[start Material for the task]
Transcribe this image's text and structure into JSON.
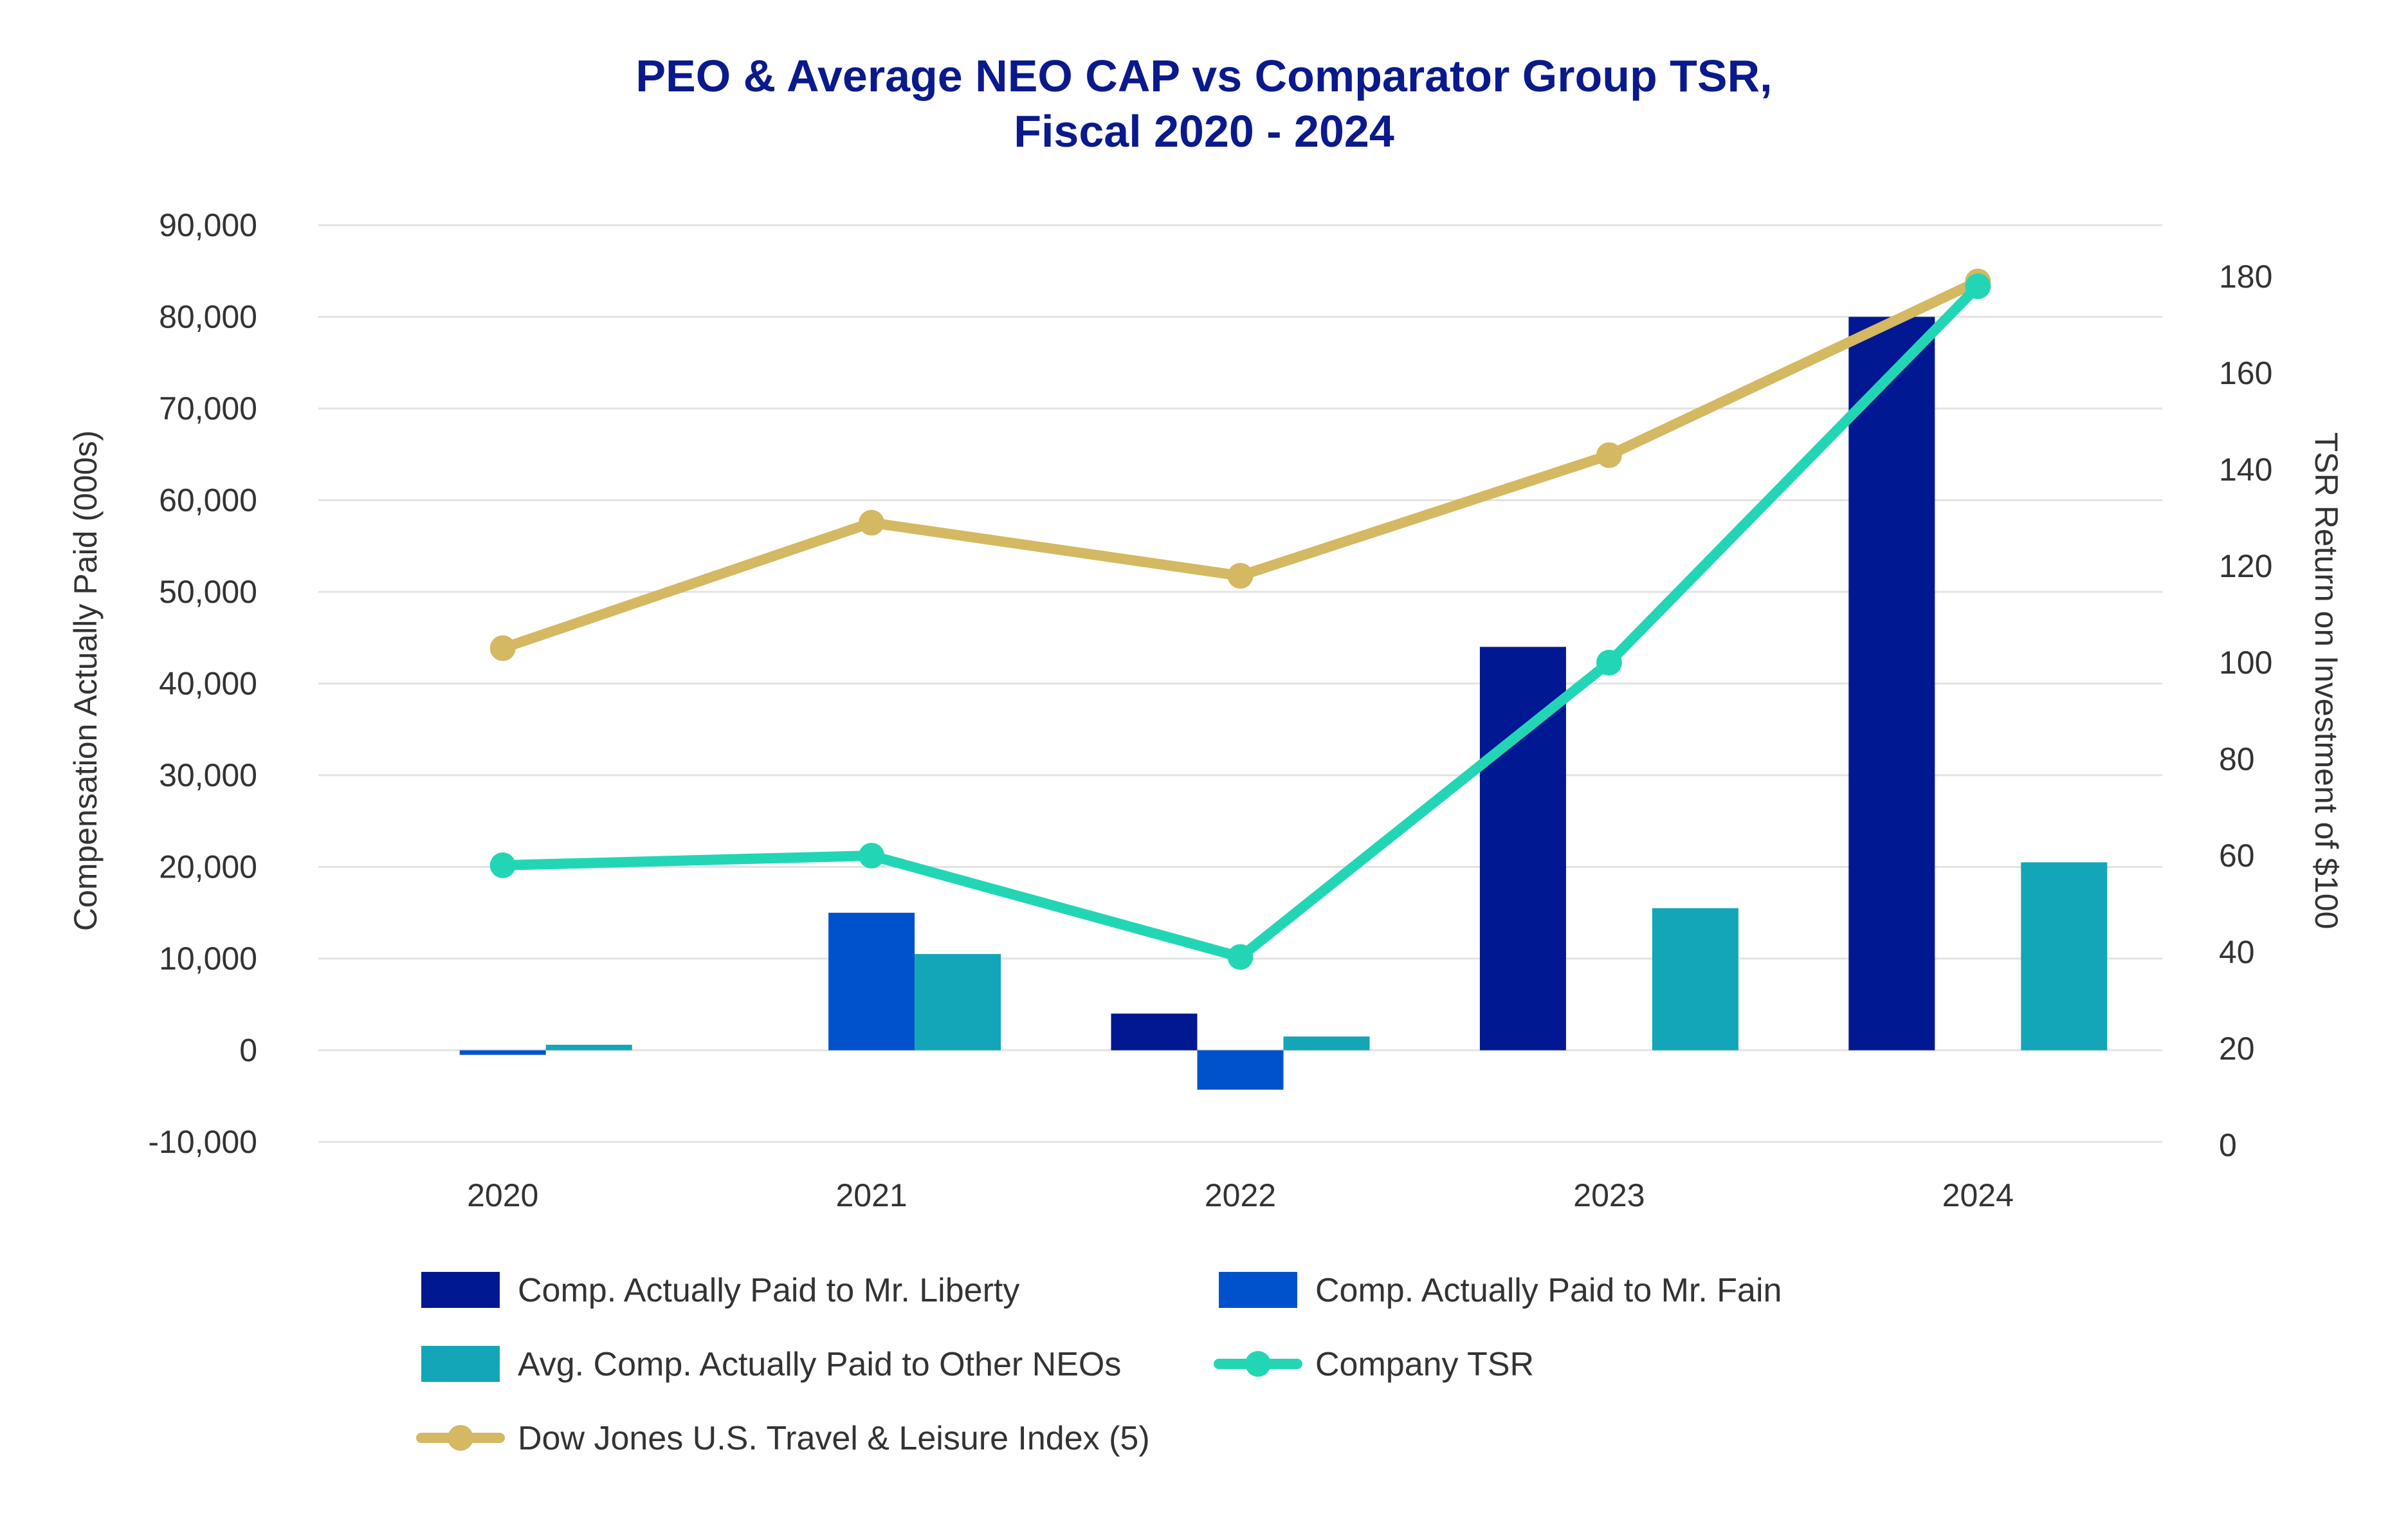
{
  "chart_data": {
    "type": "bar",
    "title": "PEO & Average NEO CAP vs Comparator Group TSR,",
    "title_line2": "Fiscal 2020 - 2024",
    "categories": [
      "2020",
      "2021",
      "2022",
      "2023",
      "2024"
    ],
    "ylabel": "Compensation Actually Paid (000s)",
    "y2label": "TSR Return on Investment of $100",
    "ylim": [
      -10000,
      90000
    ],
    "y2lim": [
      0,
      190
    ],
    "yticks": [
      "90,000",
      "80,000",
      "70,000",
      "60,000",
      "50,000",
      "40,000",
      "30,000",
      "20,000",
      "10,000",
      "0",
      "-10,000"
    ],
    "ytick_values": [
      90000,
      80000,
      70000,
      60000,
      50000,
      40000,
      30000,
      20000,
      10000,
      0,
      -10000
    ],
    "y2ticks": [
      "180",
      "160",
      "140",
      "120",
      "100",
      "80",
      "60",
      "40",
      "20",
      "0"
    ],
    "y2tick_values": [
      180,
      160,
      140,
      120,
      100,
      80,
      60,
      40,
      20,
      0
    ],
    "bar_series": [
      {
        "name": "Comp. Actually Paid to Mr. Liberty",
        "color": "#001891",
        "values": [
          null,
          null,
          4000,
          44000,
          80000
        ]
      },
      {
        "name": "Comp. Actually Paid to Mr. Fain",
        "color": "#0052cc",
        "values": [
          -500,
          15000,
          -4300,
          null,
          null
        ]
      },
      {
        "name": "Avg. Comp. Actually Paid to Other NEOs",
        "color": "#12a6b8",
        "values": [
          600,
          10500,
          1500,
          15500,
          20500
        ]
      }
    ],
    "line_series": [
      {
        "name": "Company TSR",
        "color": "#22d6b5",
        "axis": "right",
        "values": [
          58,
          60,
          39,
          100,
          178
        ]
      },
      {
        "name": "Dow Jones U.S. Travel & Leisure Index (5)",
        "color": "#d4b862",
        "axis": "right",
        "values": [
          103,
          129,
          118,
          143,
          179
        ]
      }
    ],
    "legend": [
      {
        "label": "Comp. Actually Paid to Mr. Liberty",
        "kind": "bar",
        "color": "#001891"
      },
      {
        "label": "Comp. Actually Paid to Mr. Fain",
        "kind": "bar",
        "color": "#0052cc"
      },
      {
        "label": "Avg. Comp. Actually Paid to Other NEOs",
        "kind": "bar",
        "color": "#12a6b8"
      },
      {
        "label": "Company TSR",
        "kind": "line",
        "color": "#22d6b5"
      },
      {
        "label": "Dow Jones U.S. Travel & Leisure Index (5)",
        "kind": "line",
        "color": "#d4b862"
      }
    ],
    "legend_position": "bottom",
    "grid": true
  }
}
[end Material for the task]
[start Material for the task]
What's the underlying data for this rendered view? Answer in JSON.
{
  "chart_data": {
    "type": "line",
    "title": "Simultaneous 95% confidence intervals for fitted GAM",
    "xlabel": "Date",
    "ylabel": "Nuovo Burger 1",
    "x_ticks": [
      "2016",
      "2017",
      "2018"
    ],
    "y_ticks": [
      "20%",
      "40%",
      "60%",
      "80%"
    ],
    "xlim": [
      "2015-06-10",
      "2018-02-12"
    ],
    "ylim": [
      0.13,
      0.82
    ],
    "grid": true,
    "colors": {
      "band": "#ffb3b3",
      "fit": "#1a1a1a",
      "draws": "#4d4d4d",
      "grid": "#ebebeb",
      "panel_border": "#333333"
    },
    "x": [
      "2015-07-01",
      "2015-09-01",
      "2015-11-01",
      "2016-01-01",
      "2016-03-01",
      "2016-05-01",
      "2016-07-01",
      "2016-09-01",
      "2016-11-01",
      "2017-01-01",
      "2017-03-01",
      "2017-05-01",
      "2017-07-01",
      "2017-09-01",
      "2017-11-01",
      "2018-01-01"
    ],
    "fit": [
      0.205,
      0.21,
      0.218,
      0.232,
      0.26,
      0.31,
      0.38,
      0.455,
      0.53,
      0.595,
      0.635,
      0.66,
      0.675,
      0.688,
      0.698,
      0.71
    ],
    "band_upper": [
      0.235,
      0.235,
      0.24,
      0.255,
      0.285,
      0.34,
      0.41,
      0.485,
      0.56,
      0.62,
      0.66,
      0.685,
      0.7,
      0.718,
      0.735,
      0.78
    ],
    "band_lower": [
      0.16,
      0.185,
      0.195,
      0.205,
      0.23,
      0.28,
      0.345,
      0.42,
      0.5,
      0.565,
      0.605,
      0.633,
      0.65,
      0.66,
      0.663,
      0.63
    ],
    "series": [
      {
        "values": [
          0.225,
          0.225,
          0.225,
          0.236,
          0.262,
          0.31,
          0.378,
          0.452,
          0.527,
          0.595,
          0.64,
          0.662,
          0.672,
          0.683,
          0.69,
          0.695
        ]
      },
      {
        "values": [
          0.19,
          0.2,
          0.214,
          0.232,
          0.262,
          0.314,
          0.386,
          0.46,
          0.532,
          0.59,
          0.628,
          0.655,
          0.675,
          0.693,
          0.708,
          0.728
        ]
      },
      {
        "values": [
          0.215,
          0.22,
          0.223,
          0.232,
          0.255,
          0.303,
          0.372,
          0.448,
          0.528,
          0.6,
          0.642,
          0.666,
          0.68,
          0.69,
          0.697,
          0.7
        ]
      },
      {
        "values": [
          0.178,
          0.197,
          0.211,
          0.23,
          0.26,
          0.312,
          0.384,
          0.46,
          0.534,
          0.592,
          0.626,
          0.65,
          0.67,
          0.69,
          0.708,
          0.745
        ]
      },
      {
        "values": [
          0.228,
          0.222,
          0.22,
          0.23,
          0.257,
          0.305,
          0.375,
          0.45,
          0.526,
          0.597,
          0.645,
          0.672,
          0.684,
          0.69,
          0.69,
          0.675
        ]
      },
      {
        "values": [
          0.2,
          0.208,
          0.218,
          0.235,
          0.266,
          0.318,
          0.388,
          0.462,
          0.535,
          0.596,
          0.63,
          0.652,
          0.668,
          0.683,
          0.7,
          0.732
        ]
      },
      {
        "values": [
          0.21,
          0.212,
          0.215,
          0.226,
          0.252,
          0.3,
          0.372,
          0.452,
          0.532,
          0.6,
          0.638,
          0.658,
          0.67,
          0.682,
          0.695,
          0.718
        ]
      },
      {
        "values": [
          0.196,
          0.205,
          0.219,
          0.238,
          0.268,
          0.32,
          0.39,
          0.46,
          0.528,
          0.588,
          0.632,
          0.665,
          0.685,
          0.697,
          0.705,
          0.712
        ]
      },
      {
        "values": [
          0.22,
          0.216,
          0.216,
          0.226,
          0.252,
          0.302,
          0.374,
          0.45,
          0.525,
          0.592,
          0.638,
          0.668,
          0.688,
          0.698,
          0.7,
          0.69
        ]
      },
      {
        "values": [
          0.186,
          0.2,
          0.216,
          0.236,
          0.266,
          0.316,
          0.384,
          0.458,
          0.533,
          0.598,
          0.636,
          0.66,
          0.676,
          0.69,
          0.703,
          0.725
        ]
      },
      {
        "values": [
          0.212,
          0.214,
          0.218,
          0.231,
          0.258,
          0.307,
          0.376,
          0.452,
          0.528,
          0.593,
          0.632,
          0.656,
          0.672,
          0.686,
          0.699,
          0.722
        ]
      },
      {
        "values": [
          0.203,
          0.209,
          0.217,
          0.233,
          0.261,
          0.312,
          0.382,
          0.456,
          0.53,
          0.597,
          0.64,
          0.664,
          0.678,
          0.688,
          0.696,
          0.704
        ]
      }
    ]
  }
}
[end Material for the task]
[start Material for the task]
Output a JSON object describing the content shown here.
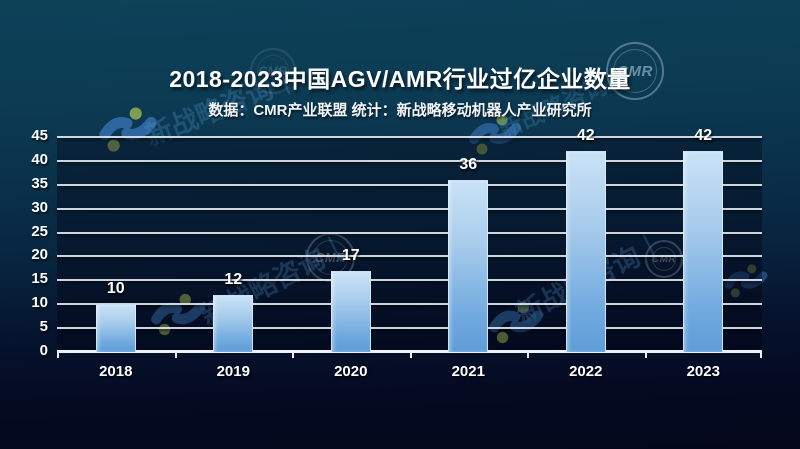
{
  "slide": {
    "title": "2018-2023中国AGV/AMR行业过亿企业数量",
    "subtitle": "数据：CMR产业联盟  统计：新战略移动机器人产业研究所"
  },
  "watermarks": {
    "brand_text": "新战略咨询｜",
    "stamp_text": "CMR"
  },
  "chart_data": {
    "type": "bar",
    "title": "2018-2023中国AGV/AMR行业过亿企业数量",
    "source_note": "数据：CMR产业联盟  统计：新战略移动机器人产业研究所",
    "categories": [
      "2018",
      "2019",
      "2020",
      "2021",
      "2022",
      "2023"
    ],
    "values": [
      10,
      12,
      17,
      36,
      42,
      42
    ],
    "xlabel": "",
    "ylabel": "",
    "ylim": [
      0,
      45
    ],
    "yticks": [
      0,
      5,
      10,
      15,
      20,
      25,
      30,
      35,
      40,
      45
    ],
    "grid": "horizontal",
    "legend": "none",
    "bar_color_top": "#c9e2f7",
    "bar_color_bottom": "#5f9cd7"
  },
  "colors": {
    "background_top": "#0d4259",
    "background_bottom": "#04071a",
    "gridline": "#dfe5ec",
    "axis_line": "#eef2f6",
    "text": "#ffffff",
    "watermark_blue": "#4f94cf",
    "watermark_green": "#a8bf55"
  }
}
[end Material for the task]
Brief: Copy every line from the records above that contains the word "this".

Result of the task:
Transcribe this image's text and structure into JSON.
What's the underlying data for this rendered view? Answer in JSON.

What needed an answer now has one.